Entries taken from a collection:

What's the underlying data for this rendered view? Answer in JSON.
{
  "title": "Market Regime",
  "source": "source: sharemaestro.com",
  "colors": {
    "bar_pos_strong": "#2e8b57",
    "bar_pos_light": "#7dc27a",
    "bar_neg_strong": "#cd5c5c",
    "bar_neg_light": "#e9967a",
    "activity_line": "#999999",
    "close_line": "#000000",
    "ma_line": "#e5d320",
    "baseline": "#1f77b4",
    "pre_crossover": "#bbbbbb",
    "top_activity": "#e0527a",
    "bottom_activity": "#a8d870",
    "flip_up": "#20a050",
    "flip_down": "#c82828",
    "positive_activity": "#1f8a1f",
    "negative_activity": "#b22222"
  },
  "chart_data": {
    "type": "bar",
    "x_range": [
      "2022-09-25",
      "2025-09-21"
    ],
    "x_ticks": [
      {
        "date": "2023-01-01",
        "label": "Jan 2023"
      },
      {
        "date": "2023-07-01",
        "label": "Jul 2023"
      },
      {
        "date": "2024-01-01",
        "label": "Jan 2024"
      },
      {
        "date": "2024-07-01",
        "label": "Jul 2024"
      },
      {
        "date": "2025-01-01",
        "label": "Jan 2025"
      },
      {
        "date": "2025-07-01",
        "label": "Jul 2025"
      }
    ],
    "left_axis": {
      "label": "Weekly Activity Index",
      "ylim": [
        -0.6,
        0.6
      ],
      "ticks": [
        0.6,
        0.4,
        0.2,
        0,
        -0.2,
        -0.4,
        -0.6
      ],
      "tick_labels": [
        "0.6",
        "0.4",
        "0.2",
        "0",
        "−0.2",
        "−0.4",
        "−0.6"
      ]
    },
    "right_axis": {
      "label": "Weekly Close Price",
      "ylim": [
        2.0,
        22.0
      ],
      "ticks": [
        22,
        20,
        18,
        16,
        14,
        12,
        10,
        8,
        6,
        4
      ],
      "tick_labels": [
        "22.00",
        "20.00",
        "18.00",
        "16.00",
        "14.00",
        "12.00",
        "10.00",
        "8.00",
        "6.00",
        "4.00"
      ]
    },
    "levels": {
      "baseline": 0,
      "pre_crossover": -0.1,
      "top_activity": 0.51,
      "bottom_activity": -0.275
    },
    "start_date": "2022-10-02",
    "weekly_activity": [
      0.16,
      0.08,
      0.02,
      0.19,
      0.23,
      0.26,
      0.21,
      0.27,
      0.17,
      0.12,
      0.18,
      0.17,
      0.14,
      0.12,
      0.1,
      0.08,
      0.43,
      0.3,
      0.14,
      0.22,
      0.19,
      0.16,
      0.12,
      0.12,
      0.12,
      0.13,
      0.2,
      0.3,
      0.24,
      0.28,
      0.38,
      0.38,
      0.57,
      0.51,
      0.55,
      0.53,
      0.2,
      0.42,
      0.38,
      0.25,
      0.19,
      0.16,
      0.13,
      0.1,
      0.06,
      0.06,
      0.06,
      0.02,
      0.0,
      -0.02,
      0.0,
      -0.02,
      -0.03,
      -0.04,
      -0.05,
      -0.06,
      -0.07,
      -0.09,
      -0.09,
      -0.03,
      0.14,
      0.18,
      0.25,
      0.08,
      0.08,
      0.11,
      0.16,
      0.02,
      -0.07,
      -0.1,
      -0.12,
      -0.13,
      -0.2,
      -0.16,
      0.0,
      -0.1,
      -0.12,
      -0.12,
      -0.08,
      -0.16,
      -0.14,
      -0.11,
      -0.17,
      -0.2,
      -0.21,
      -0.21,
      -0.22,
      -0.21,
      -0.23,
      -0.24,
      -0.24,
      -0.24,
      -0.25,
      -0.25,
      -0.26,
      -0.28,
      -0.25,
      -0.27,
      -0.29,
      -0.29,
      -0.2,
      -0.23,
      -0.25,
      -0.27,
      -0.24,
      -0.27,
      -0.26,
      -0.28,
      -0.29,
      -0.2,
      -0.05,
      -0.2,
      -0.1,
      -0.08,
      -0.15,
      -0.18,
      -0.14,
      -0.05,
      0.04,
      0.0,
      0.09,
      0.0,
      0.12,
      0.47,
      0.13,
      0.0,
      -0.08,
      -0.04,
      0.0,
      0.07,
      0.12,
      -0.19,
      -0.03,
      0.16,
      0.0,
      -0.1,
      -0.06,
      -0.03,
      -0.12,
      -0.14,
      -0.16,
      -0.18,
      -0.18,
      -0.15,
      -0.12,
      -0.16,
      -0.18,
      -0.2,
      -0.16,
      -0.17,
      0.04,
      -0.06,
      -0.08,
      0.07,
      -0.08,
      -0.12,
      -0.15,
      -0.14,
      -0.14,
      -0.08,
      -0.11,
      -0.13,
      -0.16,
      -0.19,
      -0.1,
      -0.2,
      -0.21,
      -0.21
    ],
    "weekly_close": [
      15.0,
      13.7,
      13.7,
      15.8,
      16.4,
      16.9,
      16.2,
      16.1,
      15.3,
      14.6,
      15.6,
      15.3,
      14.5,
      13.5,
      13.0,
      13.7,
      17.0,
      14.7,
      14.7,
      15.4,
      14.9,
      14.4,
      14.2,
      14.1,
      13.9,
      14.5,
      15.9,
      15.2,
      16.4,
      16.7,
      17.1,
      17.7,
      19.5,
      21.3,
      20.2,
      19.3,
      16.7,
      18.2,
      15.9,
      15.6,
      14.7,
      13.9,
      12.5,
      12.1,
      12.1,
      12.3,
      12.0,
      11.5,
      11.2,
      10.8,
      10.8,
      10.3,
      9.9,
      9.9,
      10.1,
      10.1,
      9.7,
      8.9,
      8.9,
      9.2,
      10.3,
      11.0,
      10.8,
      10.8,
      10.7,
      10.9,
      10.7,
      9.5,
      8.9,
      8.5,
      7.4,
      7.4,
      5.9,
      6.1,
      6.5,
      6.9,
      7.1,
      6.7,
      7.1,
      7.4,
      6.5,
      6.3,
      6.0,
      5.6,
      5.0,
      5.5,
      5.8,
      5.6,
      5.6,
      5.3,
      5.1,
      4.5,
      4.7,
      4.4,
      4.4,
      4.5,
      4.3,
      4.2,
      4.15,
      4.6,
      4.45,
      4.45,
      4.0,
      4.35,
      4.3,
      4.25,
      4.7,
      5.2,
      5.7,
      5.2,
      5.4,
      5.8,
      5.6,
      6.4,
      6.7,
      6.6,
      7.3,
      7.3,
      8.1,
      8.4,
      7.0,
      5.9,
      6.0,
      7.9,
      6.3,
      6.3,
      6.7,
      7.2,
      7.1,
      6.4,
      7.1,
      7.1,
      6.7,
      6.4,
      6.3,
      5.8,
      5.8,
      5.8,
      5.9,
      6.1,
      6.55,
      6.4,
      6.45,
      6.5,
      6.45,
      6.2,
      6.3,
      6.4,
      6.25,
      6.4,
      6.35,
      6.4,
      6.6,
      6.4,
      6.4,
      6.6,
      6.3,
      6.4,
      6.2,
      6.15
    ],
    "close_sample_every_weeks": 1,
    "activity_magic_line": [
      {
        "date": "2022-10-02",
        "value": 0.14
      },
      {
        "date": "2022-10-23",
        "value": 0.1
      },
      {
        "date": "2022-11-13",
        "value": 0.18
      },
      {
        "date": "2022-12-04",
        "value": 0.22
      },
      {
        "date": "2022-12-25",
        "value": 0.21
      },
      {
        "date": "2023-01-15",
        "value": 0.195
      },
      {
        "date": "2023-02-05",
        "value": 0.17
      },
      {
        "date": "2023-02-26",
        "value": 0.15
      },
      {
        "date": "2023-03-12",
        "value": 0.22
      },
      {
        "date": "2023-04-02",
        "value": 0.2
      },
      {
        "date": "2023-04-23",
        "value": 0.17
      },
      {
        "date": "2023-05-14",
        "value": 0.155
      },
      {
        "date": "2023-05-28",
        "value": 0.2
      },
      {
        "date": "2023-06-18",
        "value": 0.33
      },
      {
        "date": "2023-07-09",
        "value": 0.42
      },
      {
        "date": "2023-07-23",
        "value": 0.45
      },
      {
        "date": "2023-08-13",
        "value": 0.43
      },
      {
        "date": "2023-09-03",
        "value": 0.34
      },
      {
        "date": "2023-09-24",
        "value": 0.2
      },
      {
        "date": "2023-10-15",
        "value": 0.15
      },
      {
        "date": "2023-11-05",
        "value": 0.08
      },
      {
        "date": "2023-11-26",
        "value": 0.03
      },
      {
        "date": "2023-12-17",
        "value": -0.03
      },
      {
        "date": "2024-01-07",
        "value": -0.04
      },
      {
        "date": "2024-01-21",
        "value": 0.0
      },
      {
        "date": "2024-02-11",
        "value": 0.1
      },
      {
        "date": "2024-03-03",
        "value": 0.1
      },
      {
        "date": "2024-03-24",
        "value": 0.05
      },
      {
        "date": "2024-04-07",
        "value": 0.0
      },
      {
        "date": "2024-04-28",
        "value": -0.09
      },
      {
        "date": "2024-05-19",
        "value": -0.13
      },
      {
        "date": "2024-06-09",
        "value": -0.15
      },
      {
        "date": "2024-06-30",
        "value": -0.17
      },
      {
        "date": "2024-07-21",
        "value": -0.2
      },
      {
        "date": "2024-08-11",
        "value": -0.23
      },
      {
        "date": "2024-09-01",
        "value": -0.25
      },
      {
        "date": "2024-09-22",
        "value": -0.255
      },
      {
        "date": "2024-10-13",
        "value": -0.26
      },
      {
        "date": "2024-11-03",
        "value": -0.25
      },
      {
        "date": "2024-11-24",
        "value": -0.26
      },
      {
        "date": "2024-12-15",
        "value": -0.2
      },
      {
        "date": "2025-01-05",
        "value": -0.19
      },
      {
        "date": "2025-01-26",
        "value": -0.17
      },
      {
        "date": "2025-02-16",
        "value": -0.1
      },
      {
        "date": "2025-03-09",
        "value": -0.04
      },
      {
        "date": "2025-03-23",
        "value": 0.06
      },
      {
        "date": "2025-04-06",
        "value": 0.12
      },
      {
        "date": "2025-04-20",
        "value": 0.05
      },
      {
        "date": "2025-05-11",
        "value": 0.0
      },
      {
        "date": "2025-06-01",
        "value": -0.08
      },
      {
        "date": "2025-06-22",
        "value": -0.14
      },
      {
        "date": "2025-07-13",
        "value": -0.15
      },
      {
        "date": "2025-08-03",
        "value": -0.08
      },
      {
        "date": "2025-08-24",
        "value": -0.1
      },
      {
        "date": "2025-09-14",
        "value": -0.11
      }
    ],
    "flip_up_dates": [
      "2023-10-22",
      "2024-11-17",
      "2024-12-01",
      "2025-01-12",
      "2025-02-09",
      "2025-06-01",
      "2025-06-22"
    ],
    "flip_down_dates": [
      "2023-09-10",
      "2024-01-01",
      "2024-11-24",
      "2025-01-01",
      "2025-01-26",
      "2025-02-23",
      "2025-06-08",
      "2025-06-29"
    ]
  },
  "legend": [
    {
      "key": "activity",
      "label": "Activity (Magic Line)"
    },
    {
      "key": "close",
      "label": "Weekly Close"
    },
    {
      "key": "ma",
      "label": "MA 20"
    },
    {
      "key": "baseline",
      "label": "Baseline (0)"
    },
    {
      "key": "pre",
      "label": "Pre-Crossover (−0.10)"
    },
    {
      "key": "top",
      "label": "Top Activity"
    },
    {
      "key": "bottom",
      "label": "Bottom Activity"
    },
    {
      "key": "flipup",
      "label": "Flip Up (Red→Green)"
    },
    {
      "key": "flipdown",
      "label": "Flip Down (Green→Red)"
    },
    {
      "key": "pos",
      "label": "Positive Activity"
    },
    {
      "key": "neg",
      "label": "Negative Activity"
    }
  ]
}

THE TASK: Determine how many lines in the data above contain the string "Green". Give nothing except the number.

RESPONSE TO THIS TASK: 2